* _Your goal_
Write out the material below again, unchanged.

[Figure collection entries]
↓

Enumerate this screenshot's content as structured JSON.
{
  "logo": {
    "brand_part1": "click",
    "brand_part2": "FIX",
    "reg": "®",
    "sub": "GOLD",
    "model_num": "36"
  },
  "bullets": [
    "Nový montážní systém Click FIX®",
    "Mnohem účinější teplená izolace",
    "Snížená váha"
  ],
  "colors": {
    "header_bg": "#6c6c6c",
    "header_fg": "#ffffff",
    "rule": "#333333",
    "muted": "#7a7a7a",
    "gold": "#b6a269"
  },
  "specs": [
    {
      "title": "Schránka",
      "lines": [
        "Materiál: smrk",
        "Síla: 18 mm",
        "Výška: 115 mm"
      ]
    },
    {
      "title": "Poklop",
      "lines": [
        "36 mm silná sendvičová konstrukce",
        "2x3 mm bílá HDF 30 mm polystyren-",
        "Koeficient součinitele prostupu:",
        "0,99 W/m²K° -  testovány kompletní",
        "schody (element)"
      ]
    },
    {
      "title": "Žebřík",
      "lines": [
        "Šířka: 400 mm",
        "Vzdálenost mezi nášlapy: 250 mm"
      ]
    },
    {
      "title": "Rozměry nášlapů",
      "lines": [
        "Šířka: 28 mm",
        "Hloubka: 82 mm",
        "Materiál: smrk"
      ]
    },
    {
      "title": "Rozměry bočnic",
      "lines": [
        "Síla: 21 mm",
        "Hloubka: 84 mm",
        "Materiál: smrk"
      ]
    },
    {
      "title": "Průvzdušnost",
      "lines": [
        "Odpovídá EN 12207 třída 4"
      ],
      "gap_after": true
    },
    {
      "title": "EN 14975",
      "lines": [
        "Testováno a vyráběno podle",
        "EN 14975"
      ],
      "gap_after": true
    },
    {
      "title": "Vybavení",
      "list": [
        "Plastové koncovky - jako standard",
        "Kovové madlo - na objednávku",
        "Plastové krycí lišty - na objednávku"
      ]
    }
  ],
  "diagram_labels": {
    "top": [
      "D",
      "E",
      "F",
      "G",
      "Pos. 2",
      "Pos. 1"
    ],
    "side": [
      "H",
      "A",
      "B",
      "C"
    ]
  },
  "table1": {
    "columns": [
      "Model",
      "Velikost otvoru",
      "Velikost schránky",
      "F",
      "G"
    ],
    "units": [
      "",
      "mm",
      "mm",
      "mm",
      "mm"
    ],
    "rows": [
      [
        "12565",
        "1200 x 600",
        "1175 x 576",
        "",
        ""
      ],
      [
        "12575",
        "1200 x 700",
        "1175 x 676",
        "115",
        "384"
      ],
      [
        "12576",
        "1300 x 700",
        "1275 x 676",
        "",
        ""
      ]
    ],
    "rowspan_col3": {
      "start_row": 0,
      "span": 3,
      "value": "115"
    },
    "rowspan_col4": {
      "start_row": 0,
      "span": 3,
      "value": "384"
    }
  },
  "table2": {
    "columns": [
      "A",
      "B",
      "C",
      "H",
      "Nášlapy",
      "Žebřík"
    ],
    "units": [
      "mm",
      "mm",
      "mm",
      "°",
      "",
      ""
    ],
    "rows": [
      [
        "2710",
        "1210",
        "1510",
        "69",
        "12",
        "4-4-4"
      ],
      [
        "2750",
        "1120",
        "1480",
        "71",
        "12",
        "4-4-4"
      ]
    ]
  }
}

↑

* _Task response_
Enumerate this screenshot's content as structured JSON.
{
  "logo": {
    "brand_part1": "click",
    "brand_part2": "FIX",
    "reg": "®",
    "sub": "GOLD",
    "model_num": "36"
  },
  "bullets": [
    "Nový montážní systém Click FIX®",
    "Mnohem účinější teplená izolace",
    "Snížená váha"
  ],
  "colors": {
    "header_bg": "#6c6c6c",
    "header_fg": "#ffffff",
    "rule": "#333333",
    "muted": "#7a7a7a",
    "gold": "#b6a269"
  },
  "specs": [
    {
      "title": "Schránka",
      "lines": [
        "Materiál: smrk",
        "Síla: 18 mm",
        "Výška: 115 mm"
      ]
    },
    {
      "title": "Poklop",
      "lines": [
        "36 mm silná sendvičová konstrukce",
        "2x3 mm bílá HDF 30 mm polystyren-",
        "Koeficient součinitele prostupu:",
        "0,99 W/m²K° -  testovány kompletní",
        "schody (element)"
      ]
    },
    {
      "title": "Žebřík",
      "lines": [
        "Šířka: 400 mm",
        "Vzdálenost mezi nášlapy: 250 mm"
      ]
    },
    {
      "title": "Rozměry nášlapů",
      "lines": [
        "Šířka: 28 mm",
        "Hloubka: 82 mm",
        "Materiál: smrk"
      ]
    },
    {
      "title": "Rozměry bočnic",
      "lines": [
        "Síla: 21 mm",
        "Hloubka: 84 mm",
        "Materiál: smrk"
      ]
    },
    {
      "title": "Průvzdušnost",
      "lines": [
        "Odpovídá EN 12207 třída 4"
      ],
      "gap_after": true
    },
    {
      "title": "EN 14975",
      "lines": [
        "Testováno a vyráběno podle",
        "EN 14975"
      ],
      "gap_after": true
    },
    {
      "title": "Vybavení",
      "list": [
        "Plastové koncovky - jako standard",
        "Kovové madlo - na objednávku",
        "Plastové krycí lišty - na objednávku"
      ]
    }
  ],
  "diagram_labels": {
    "top": [
      "D",
      "E",
      "F",
      "G",
      "Pos. 2",
      "Pos. 1"
    ],
    "side": [
      "H",
      "A",
      "B",
      "C"
    ]
  },
  "table1": {
    "columns": [
      "Model",
      "Velikost otvoru",
      "Velikost schránky",
      "F",
      "G"
    ],
    "units": [
      "",
      "mm",
      "mm",
      "mm",
      "mm"
    ],
    "rows": [
      [
        "12565",
        "1200 x 600",
        "1175 x 576",
        "",
        ""
      ],
      [
        "12575",
        "1200 x 700",
        "1175 x 676",
        "115",
        "384"
      ],
      [
        "12576",
        "1300 x 700",
        "1275 x 676",
        "",
        ""
      ]
    ],
    "rowspan_col3": {
      "start_row": 0,
      "span": 3,
      "value": "115"
    },
    "rowspan_col4": {
      "start_row": 0,
      "span": 3,
      "value": "384"
    }
  },
  "table2": {
    "columns": [
      "A",
      "B",
      "C",
      "H",
      "Nášlapy",
      "Žebřík"
    ],
    "units": [
      "mm",
      "mm",
      "mm",
      "°",
      "",
      ""
    ],
    "rows": [
      [
        "2710",
        "1210",
        "1510",
        "69",
        "12",
        "4-4-4"
      ],
      [
        "2750",
        "1120",
        "1480",
        "71",
        "12",
        "4-4-4"
      ]
    ]
  }
}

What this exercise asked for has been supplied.